» **Estratto**
%%
L’occhio indiscreto
Lu, 16 aprile dell'anno 1702. Due canonici di Santa Maria Nuova, Carlo Gerolamo Bobba e Giovanni Antonio Pavaranza, entrano in una casa disabitata in contrada San Biagio e cominciano ad osservare e a toccare ogni cosa. Era la dimora d'un loro amico e collega, Antonio Sebastiano Quartero, che da pochi giorni ha reso l'anima a Dio.
Assieme
a lui hanno vissuto gli anni terribili della guerra della lega d'Augusta;
assieme a lui hanno fatto pressione sul prevosto, sul vescovo e persino
presso la Santa Sede per godere il frutto delle grasse prebende che in tempo
remoto spettavano ai canonici di Santa Maria. Ma la
morte appiattisce ogni cosa e ora del Quartero
non rimangono che gli oggetti della sua vita, tutti da
inventariare e da registrare in questo giorno d'aprile dell'anno del
Signore 1702.
Nella
sala
Bobba
e Pavaranza cominciano ad esplorare la sala. Qui
vedono il letto dove a volte dormiva il vecchio sacerdote: la struttura è di
legno (lettiera di bosco), con sopra un pagliericcio, un
materasso, una coperta di lana guasta, una coperta di filo lavorato e, a
capo del letto, un grosso guanciale.
Poi
l'attenzione è attirata da una cassa di noce con chiave e serratura,
assai buona, come i due notano. Aprono e trovano, oltre ad un vecchio
bacile di rame e ad una tovaglia d'altare intatta e ricamata, che il
Quartero nel suo testamento ha destinato
all'Altar Maggiore di Santa Maria Nuova, anche una
borsa e uno scatolino e un pacchetto di carta e
un'altra borsa di tela.
I due rovesciano la prima borsa ed ecco cadere tintinnanti
undici doppie d'oro della Stampa di Francia e di Genova e sei
ongari d'oro; aprono lo
scatolino e lì contano tre ducatoni di
Venezia e due scudi bianchi di Francia; svolgono il pacchetto di carta ed
ecco apparire luccicanti dieci doppie d'oro di Francia.
%%
» **Materiale fornito**
%%
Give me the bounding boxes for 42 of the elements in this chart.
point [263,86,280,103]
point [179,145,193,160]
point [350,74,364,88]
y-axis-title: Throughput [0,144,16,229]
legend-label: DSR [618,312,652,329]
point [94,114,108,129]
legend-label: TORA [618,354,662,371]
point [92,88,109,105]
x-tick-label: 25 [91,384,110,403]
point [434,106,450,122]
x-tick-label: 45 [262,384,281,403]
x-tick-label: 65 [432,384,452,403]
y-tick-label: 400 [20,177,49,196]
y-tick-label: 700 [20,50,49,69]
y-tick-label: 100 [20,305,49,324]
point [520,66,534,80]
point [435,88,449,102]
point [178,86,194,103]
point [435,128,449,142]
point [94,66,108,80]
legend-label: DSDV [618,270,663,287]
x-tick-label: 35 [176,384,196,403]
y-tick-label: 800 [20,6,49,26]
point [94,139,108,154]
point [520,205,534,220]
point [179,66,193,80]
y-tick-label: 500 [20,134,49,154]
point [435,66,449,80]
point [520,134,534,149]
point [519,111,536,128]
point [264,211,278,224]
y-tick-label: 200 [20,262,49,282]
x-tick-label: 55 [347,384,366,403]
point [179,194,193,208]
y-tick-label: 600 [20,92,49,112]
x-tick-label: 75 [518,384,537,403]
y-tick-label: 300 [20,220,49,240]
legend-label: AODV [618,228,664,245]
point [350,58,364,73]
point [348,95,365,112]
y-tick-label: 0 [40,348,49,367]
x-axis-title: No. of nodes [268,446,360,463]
%%
» **Consegna**
Puoi trascrivere parola per parola il brano sull'inventario della casa del canonico Quartero, cominciando dalle parole "L’occhio indiscreto" e fermandoti dopo "Signore 1702."?

» **Risultato dell'esercizio**
L’occhio indiscreto
Lu, 16 aprile dell'anno 1702. Due canonici di Santa Maria Nuova, Carlo Gerolamo Bobba e Giovanni Antonio Pavaranza, entrano in una casa disabitata in contrada San Biagio e cominciano ad osservare e a toccare ogni cosa. Era la dimora d'un loro amico e collega, Antonio Sebastiano Quartero, che da pochi giorni ha reso l'anima a Dio.
Assieme
a lui hanno vissuto gli anni terribili della guerra della lega d'Augusta;
assieme a lui hanno fatto pressione sul prevosto, sul vescovo e persino
presso la Santa Sede per godere il frutto delle grasse prebende che in tempo
remoto spettavano ai canonici di Santa Maria. Ma la
morte appiattisce ogni cosa e ora del Quartero
non rimangono che gli oggetti della sua vita, tutti da
inventariare e da registrare in questo giorno d'aprile dell'anno del
Signore 1702.